Entries taken from a collection
╔══

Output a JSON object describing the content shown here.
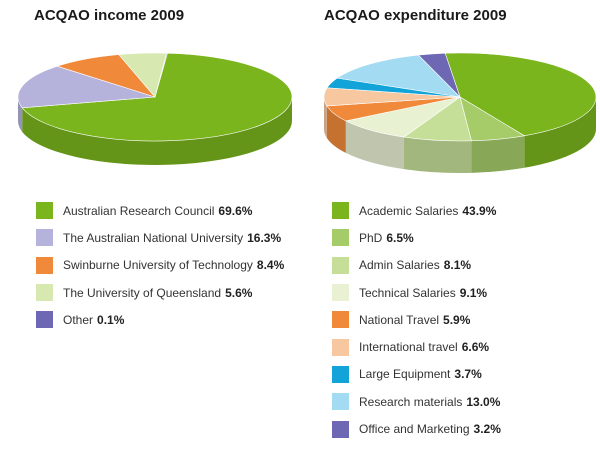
{
  "chart_data": [
    {
      "type": "pie",
      "title": "ACQAO income 2009",
      "categories": [
        "Australian Research Council",
        "The Australian National University",
        "Swinburne University of Technology",
        "The University of Queensland",
        "Other"
      ],
      "values": [
        69.6,
        16.3,
        8.4,
        5.6,
        0.1
      ],
      "value_labels": [
        "69.6%",
        "16.3%",
        "8.4%",
        "5.6%",
        "0.1%"
      ],
      "colors": [
        "#7ab51d",
        "#b5b3dc",
        "#f08a3a",
        "#d7e8b0",
        "#6e67b3"
      ],
      "style": "3d-tilted",
      "legend": "below"
    },
    {
      "type": "pie",
      "title": "ACQAO expenditure 2009",
      "categories": [
        "Academic Salaries",
        "PhD",
        "Admin Salaries",
        "Technical Salaries",
        "National Travel",
        "International travel",
        "Large Equipment",
        "Research materials",
        "Office and Marketing"
      ],
      "values": [
        43.9,
        6.5,
        8.1,
        9.1,
        5.9,
        6.6,
        3.7,
        13.0,
        3.2
      ],
      "value_labels": [
        "43.9%",
        "6.5%",
        "8.1%",
        "9.1%",
        "5.9%",
        "6.6%",
        "3.7%",
        "13.0%",
        "3.2%"
      ],
      "colors": [
        "#7ab51d",
        "#a6cc6a",
        "#c6df98",
        "#e9f1d3",
        "#f08a3a",
        "#f7c7a0",
        "#12a3d9",
        "#a3dbf3",
        "#6e67b3"
      ],
      "style": "3d-tilted",
      "legend": "below"
    }
  ]
}
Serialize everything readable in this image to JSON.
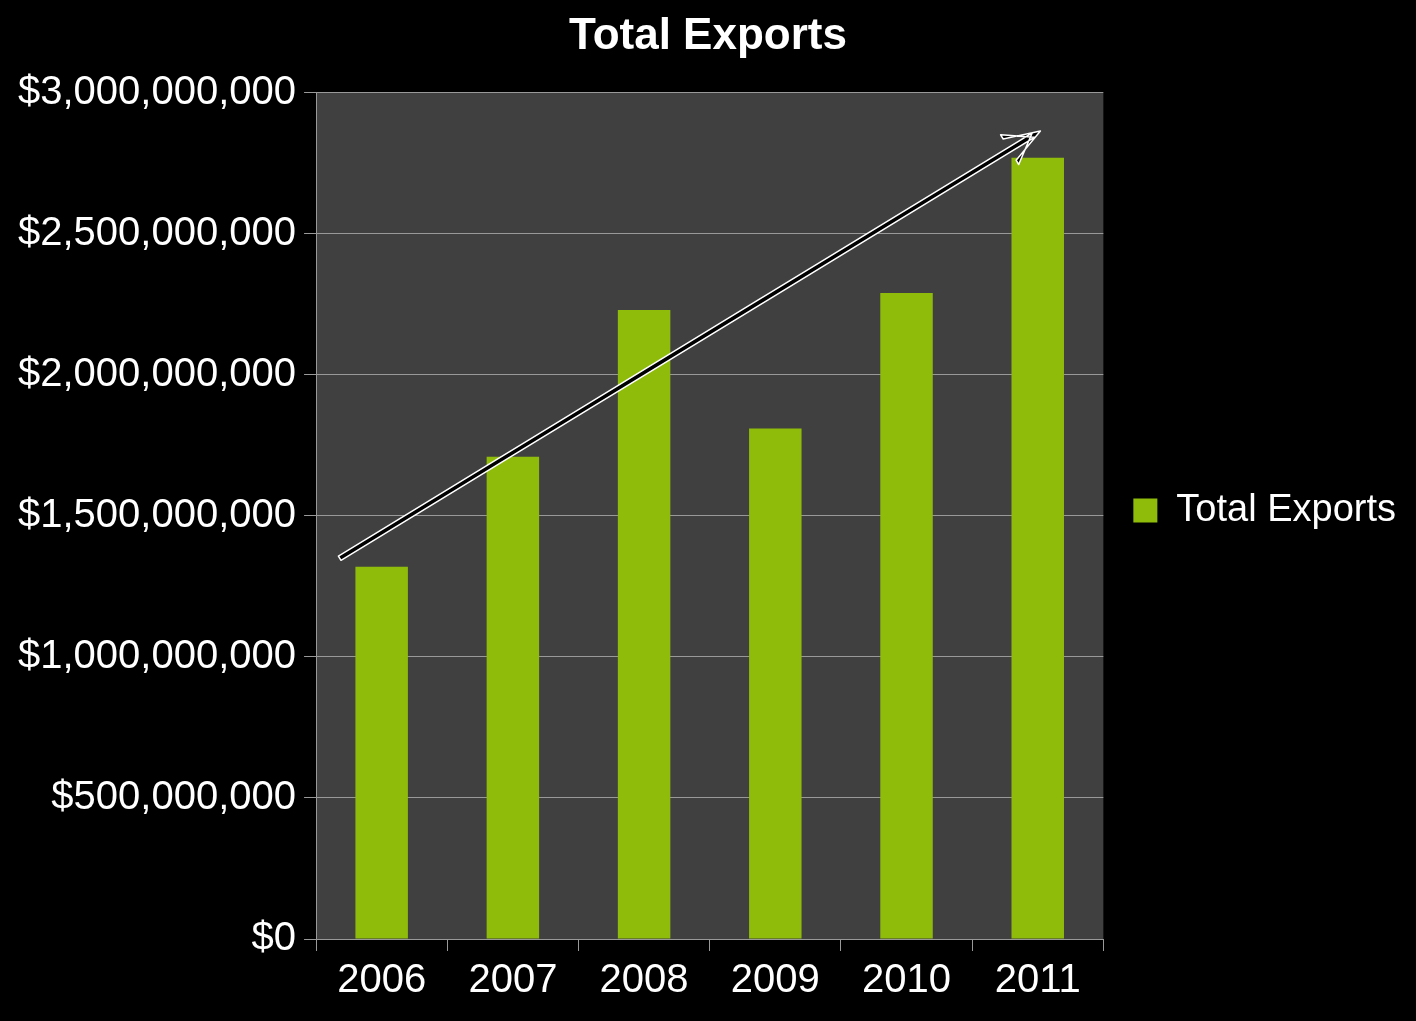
{
  "chart_data": {
    "type": "bar",
    "title": "Total Exports",
    "categories": [
      "2006",
      "2007",
      "2008",
      "2009",
      "2010",
      "2011"
    ],
    "series": [
      {
        "name": "Total Exports",
        "color": "#8fbc0a",
        "values": [
          1320000000,
          1710000000,
          2230000000,
          1810000000,
          2290000000,
          2770000000
        ]
      }
    ],
    "ylim": [
      0,
      3000000000
    ],
    "yticks": [
      {
        "value": 0,
        "label": "$0"
      },
      {
        "value": 500000000,
        "label": "$500,000,000"
      },
      {
        "value": 1000000000,
        "label": "$1,000,000,000"
      },
      {
        "value": 1500000000,
        "label": "$1,500,000,000"
      },
      {
        "value": 2000000000,
        "label": "$2,000,000,000"
      },
      {
        "value": 2500000000,
        "label": "$2,500,000,000"
      },
      {
        "value": 3000000000,
        "label": "$3,000,000,000"
      }
    ],
    "grid": "y",
    "legend": "right"
  }
}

╚══

=== Requirement ===
Each record above is to be restated exactly, with its pictures removed from the copy.

=== The answer ===
Output a JSON object describing the content shown here.
{
  "chart_data": [
    {
      "type": "pie",
      "title": "ACQAO income 2009",
      "categories": [
        "Australian Research Council",
        "The Australian National University",
        "Swinburne University of Technology",
        "The University of Queensland",
        "Other"
      ],
      "values": [
        69.6,
        16.3,
        8.4,
        5.6,
        0.1
      ],
      "value_labels": [
        "69.6%",
        "16.3%",
        "8.4%",
        "5.6%",
        "0.1%"
      ],
      "colors": [
        "#7ab51d",
        "#b5b3dc",
        "#f08a3a",
        "#d7e8b0",
        "#6e67b3"
      ],
      "style": "3d-tilted",
      "legend": "below"
    },
    {
      "type": "pie",
      "title": "ACQAO expenditure 2009",
      "categories": [
        "Academic Salaries",
        "PhD",
        "Admin Salaries",
        "Technical Salaries",
        "National Travel",
        "International travel",
        "Large Equipment",
        "Research materials",
        "Office and Marketing"
      ],
      "values": [
        43.9,
        6.5,
        8.1,
        9.1,
        5.9,
        6.6,
        3.7,
        13.0,
        3.2
      ],
      "value_labels": [
        "43.9%",
        "6.5%",
        "8.1%",
        "9.1%",
        "5.9%",
        "6.6%",
        "3.7%",
        "13.0%",
        "3.2%"
      ],
      "colors": [
        "#7ab51d",
        "#a6cc6a",
        "#c6df98",
        "#e9f1d3",
        "#f08a3a",
        "#f7c7a0",
        "#12a3d9",
        "#a3dbf3",
        "#6e67b3"
      ],
      "style": "3d-tilted",
      "legend": "below"
    }
  ]
}
Serialize everything readable in this image to JSON.
{
  "chart_data": {
    "type": "bar",
    "title": "Total Exports",
    "categories": [
      "2006",
      "2007",
      "2008",
      "2009",
      "2010",
      "2011"
    ],
    "series": [
      {
        "name": "Total Exports",
        "color": "#8fbc0a",
        "values": [
          1320000000,
          1710000000,
          2230000000,
          1810000000,
          2290000000,
          2770000000
        ]
      }
    ],
    "ylim": [
      0,
      3000000000
    ],
    "yticks": [
      {
        "value": 0,
        "label": "$0"
      },
      {
        "value": 500000000,
        "label": "$500,000,000"
      },
      {
        "value": 1000000000,
        "label": "$1,000,000,000"
      },
      {
        "value": 1500000000,
        "label": "$1,500,000,000"
      },
      {
        "value": 2000000000,
        "label": "$2,000,000,000"
      },
      {
        "value": 2500000000,
        "label": "$2,500,000,000"
      },
      {
        "value": 3000000000,
        "label": "$3,000,000,000"
      }
    ],
    "grid": "y",
    "legend": "right"
  }
}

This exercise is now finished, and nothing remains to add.